— BEGIN Data entries —

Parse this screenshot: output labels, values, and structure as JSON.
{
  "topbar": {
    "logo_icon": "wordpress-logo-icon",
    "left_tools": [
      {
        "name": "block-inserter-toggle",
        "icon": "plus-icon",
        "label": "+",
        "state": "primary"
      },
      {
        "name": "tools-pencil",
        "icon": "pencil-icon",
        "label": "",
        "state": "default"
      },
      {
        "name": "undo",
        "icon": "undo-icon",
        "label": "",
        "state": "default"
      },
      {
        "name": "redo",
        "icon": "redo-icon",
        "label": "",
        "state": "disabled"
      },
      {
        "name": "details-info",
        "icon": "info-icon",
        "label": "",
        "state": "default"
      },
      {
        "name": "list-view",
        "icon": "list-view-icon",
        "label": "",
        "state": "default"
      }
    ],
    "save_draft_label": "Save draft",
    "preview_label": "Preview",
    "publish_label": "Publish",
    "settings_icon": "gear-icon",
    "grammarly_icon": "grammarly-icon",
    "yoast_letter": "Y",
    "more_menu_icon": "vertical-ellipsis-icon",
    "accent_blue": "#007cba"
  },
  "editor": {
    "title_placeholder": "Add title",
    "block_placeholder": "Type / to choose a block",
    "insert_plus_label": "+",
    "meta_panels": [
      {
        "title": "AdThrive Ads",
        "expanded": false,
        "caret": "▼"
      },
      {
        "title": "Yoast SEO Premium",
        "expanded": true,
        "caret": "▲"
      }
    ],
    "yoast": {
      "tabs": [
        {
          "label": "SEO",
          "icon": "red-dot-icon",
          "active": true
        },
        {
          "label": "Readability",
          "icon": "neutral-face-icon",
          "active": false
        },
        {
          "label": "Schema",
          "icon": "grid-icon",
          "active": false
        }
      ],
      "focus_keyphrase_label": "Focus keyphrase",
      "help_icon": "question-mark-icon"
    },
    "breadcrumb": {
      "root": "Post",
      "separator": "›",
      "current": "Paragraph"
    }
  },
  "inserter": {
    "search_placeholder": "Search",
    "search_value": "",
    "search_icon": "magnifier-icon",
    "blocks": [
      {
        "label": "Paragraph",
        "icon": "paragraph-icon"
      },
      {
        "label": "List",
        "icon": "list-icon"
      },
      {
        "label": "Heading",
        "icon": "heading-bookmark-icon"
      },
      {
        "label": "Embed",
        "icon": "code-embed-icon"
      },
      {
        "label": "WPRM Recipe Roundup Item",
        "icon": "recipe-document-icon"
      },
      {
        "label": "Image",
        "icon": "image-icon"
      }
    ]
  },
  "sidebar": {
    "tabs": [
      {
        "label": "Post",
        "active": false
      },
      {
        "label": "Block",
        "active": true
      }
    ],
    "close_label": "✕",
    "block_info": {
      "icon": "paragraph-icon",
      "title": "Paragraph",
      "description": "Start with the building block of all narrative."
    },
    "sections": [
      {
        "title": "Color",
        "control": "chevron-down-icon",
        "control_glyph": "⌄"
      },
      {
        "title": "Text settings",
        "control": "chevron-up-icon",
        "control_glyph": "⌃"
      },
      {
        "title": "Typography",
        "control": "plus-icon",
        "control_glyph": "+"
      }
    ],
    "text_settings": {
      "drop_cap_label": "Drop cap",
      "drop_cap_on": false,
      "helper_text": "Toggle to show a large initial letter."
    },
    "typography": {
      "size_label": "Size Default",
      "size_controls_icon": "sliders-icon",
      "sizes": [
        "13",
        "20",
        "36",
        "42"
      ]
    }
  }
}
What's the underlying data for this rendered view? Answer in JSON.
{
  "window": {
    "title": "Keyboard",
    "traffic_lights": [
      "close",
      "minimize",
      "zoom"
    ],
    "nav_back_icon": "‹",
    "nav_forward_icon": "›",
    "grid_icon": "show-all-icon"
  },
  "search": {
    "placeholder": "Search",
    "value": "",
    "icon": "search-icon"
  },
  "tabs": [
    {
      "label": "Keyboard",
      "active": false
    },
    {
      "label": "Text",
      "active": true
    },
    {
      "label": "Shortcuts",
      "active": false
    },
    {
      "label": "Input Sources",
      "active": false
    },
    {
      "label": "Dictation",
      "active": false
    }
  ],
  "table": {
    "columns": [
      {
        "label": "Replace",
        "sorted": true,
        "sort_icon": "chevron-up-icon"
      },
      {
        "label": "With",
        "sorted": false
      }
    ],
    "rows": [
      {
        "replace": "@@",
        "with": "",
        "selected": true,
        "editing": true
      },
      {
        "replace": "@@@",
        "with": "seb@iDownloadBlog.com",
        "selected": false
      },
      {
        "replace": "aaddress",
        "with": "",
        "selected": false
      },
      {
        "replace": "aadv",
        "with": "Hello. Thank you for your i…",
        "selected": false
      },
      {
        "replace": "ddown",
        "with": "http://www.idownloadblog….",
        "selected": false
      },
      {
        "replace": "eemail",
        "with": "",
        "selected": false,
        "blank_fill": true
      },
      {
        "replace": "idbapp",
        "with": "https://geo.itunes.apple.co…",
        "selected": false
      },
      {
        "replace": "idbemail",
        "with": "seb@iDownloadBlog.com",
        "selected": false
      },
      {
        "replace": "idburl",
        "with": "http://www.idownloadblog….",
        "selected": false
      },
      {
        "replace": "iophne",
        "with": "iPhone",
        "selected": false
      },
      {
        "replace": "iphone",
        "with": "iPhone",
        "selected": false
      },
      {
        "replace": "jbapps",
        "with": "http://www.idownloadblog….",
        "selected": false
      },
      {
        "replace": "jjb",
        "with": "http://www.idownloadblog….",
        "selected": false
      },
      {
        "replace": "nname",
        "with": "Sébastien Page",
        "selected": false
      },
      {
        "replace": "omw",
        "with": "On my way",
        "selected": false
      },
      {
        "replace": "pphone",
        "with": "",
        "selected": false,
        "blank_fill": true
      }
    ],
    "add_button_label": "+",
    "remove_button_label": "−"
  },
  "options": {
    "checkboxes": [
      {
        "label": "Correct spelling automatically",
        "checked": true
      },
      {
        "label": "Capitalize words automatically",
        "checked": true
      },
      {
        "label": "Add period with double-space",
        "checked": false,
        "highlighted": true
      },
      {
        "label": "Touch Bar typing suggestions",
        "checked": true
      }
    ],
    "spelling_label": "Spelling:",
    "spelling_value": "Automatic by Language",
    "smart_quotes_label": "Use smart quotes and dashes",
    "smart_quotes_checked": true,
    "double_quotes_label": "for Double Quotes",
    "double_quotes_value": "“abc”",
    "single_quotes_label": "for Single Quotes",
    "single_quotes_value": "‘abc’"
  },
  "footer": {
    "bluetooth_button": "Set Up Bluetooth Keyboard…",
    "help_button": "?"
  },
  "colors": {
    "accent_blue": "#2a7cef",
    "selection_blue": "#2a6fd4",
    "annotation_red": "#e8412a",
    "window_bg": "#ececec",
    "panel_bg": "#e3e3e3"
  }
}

— END Data entries —

Type the whole listing again, unaltered.

# Finished answer
Parse this screenshot: output labels, values, and structure as JSON.
{
  "topbar": {
    "logo_icon": "wordpress-logo-icon",
    "left_tools": [
      {
        "name": "block-inserter-toggle",
        "icon": "plus-icon",
        "label": "+",
        "state": "primary"
      },
      {
        "name": "tools-pencil",
        "icon": "pencil-icon",
        "label": "",
        "state": "default"
      },
      {
        "name": "undo",
        "icon": "undo-icon",
        "label": "",
        "state": "default"
      },
      {
        "name": "redo",
        "icon": "redo-icon",
        "label": "",
        "state": "disabled"
      },
      {
        "name": "details-info",
        "icon": "info-icon",
        "label": "",
        "state": "default"
      },
      {
        "name": "list-view",
        "icon": "list-view-icon",
        "label": "",
        "state": "default"
      }
    ],
    "save_draft_label": "Save draft",
    "preview_label": "Preview",
    "publish_label": "Publish",
    "settings_icon": "gear-icon",
    "grammarly_icon": "grammarly-icon",
    "yoast_letter": "Y",
    "more_menu_icon": "vertical-ellipsis-icon",
    "accent_blue": "#007cba"
  },
  "editor": {
    "title_placeholder": "Add title",
    "block_placeholder": "Type / to choose a block",
    "insert_plus_label": "+",
    "meta_panels": [
      {
        "title": "AdThrive Ads",
        "expanded": false,
        "caret": "▼"
      },
      {
        "title": "Yoast SEO Premium",
        "expanded": true,
        "caret": "▲"
      }
    ],
    "yoast": {
      "tabs": [
        {
          "label": "SEO",
          "icon": "red-dot-icon",
          "active": true
        },
        {
          "label": "Readability",
          "icon": "neutral-face-icon",
          "active": false
        },
        {
          "label": "Schema",
          "icon": "grid-icon",
          "active": false
        }
      ],
      "focus_keyphrase_label": "Focus keyphrase",
      "help_icon": "question-mark-icon"
    },
    "breadcrumb": {
      "root": "Post",
      "separator": "›",
      "current": "Paragraph"
    }
  },
  "inserter": {
    "search_placeholder": "Search",
    "search_value": "",
    "search_icon": "magnifier-icon",
    "blocks": [
      {
        "label": "Paragraph",
        "icon": "paragraph-icon"
      },
      {
        "label": "List",
        "icon": "list-icon"
      },
      {
        "label": "Heading",
        "icon": "heading-bookmark-icon"
      },
      {
        "label": "Embed",
        "icon": "code-embed-icon"
      },
      {
        "label": "WPRM Recipe Roundup Item",
        "icon": "recipe-document-icon"
      },
      {
        "label": "Image",
        "icon": "image-icon"
      }
    ]
  },
  "sidebar": {
    "tabs": [
      {
        "label": "Post",
        "active": false
      },
      {
        "label": "Block",
        "active": true
      }
    ],
    "close_label": "✕",
    "block_info": {
      "icon": "paragraph-icon",
      "title": "Paragraph",
      "description": "Start with the building block of all narrative."
    },
    "sections": [
      {
        "title": "Color",
        "control": "chevron-down-icon",
        "control_glyph": "⌄"
      },
      {
        "title": "Text settings",
        "control": "chevron-up-icon",
        "control_glyph": "⌃"
      },
      {
        "title": "Typography",
        "control": "plus-icon",
        "control_glyph": "+"
      }
    ],
    "text_settings": {
      "drop_cap_label": "Drop cap",
      "drop_cap_on": false,
      "helper_text": "Toggle to show a large initial letter."
    },
    "typography": {
      "size_label": "Size Default",
      "size_controls_icon": "sliders-icon",
      "sizes": [
        "13",
        "20",
        "36",
        "42"
      ]
    }
  }
}
What's the underlying data for this rendered view? Answer in JSON.
{
  "window": {
    "title": "Keyboard",
    "traffic_lights": [
      "close",
      "minimize",
      "zoom"
    ],
    "nav_back_icon": "‹",
    "nav_forward_icon": "›",
    "grid_icon": "show-all-icon"
  },
  "search": {
    "placeholder": "Search",
    "value": "",
    "icon": "search-icon"
  },
  "tabs": [
    {
      "label": "Keyboard",
      "active": false
    },
    {
      "label": "Text",
      "active": true
    },
    {
      "label": "Shortcuts",
      "active": false
    },
    {
      "label": "Input Sources",
      "active": false
    },
    {
      "label": "Dictation",
      "active": false
    }
  ],
  "table": {
    "columns": [
      {
        "label": "Replace",
        "sorted": true,
        "sort_icon": "chevron-up-icon"
      },
      {
        "label": "With",
        "sorted": false
      }
    ],
    "rows": [
      {
        "replace": "@@",
        "with": "",
        "selected": true,
        "editing": true
      },
      {
        "replace": "@@@",
        "with": "seb@iDownloadBlog.com",
        "selected": false
      },
      {
        "replace": "aaddress",
        "with": "",
        "selected": false
      },
      {
        "replace": "aadv",
        "with": "Hello. Thank you for your i…",
        "selected": false
      },
      {
        "replace": "ddown",
        "with": "http://www.idownloadblog….",
        "selected": false
      },
      {
        "replace": "eemail",
        "with": "",
        "selected": false,
        "blank_fill": true
      },
      {
        "replace": "idbapp",
        "with": "https://geo.itunes.apple.co…",
        "selected": false
      },
      {
        "replace": "idbemail",
        "with": "seb@iDownloadBlog.com",
        "selected": false
      },
      {
        "replace": "idburl",
        "with": "http://www.idownloadblog….",
        "selected": false
      },
      {
        "replace": "iophne",
        "with": "iPhone",
        "selected": false
      },
      {
        "replace": "iphone",
        "with": "iPhone",
        "selected": false
      },
      {
        "replace": "jbapps",
        "with": "http://www.idownloadblog….",
        "selected": false
      },
      {
        "replace": "jjb",
        "with": "http://www.idownloadblog….",
        "selected": false
      },
      {
        "replace": "nname",
        "with": "Sébastien Page",
        "selected": false
      },
      {
        "replace": "omw",
        "with": "On my way",
        "selected": false
      },
      {
        "replace": "pphone",
        "with": "",
        "selected": false,
        "blank_fill": true
      }
    ],
    "add_button_label": "+",
    "remove_button_label": "−"
  },
  "options": {
    "checkboxes": [
      {
        "label": "Correct spelling automatically",
        "checked": true
      },
      {
        "label": "Capitalize words automatically",
        "checked": true
      },
      {
        "label": "Add period with double-space",
        "checked": false,
        "highlighted": true
      },
      {
        "label": "Touch Bar typing suggestions",
        "checked": true
      }
    ],
    "spelling_label": "Spelling:",
    "spelling_value": "Automatic by Language",
    "smart_quotes_label": "Use smart quotes and dashes",
    "smart_quotes_checked": true,
    "double_quotes_label": "for Double Quotes",
    "double_quotes_value": "“abc”",
    "single_quotes_label": "for Single Quotes",
    "single_quotes_value": "‘abc’"
  },
  "footer": {
    "bluetooth_button": "Set Up Bluetooth Keyboard…",
    "help_button": "?"
  },
  "colors": {
    "accent_blue": "#2a7cef",
    "selection_blue": "#2a6fd4",
    "annotation_red": "#e8412a",
    "window_bg": "#ececec",
    "panel_bg": "#e3e3e3"
  }
}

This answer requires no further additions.